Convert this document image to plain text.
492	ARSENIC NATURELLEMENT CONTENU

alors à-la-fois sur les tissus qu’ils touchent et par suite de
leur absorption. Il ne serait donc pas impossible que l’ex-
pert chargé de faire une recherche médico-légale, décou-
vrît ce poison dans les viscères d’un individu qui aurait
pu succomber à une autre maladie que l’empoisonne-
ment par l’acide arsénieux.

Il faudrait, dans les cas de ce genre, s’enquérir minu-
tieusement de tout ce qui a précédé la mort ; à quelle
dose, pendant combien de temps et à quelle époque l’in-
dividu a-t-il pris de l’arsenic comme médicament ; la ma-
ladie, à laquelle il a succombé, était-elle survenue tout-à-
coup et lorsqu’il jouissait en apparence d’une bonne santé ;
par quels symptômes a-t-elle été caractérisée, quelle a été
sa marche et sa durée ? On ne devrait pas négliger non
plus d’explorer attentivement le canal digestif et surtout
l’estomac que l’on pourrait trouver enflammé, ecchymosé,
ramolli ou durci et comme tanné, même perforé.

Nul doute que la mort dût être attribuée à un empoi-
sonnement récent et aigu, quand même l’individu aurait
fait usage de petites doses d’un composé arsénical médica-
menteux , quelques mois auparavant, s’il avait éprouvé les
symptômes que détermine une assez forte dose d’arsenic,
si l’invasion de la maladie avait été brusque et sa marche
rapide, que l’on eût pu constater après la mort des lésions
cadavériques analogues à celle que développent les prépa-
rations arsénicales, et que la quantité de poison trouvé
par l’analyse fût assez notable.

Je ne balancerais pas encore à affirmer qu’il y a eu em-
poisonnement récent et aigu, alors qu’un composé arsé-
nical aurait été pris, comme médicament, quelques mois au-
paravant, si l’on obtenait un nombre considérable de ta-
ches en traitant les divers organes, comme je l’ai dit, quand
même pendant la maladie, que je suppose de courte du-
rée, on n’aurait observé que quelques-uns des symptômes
+++++
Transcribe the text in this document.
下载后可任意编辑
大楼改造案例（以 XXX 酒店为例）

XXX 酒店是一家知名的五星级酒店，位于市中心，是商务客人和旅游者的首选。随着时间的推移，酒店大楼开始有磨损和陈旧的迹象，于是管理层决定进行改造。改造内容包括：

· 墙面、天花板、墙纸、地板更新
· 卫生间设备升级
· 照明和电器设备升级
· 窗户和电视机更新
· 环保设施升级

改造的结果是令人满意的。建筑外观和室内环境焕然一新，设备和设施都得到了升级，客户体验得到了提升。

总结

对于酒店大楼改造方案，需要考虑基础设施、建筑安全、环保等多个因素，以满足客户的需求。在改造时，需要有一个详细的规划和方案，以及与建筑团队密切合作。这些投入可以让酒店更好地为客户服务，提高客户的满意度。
+++++
Problem to solve:
Only lines with the word "composé" should be collected from the material.

Reply:
fait usage de petites doses d’un composé arsénical médica-
poisonnement récent et aigu, alors qu’un composé arsé-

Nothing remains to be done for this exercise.